GOAL OF THE EXERCISE - Each line of the material must be returned exactly.

* * *

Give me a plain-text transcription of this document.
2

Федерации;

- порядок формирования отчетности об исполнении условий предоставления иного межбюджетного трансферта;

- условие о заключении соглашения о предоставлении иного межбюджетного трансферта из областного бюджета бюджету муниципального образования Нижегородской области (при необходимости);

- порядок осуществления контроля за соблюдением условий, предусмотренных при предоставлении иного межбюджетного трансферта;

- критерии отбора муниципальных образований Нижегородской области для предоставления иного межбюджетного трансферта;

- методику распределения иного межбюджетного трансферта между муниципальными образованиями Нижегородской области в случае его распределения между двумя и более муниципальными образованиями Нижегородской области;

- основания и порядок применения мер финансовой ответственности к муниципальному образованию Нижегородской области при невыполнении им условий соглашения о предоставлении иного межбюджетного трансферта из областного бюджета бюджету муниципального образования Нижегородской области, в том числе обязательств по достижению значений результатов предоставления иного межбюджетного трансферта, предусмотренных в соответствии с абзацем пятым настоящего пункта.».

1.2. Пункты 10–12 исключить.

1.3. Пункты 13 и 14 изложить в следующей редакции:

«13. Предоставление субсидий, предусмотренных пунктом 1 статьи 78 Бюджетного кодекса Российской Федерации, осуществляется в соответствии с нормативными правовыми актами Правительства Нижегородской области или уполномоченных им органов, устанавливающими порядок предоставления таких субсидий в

* * *

SOLUTION FOR THIS PROBLEM -
Give me a plain-text transcription of this document.
2

Федерации;

- порядок формирования отчетности об исполнении условий предоставления иного межбюджетного трансферта;

- условие о заключении соглашения о предоставлении иного межбюджетного трансферта из областного бюджета бюджету муниципального образования Нижегородской области (при необходимости);

- порядок осуществления контроля за соблюдением условий, предусмотренных при предоставлении иного межбюджетного трансферта;

- критерии отбора муниципальных образований Нижегородской области для предоставления иного межбюджетного трансферта;

- методику распределения иного межбюджетного трансферта между муниципальными образованиями Нижегородской области в случае его распределения между двумя и более муниципальными образованиями Нижегородской области;

- основания и порядок применения мер финансовой ответственности к муниципальному образованию Нижегородской области при невыполнении им условий соглашения о предоставлении иного межбюджетного трансферта из областного бюджета бюджету муниципального образования Нижегородской области, в том числе обязательств по достижению значений результатов предоставления иного межбюджетного трансферта, предусмотренных в соответствии с абзацем пятым настоящего пункта.».

1.2. Пункты 10–12 исключить.

1.3. Пункты 13 и 14 изложить в следующей редакции:

«13. Предоставление субсидий, предусмотренных пунктом 1 статьи 78 Бюджетного кодекса Российской Федерации, осуществляется в соответствии с нормативными правовыми актами Правительства Нижегородской области или уполномоченных им органов, устанавливающими порядок предоставления таких субсидий в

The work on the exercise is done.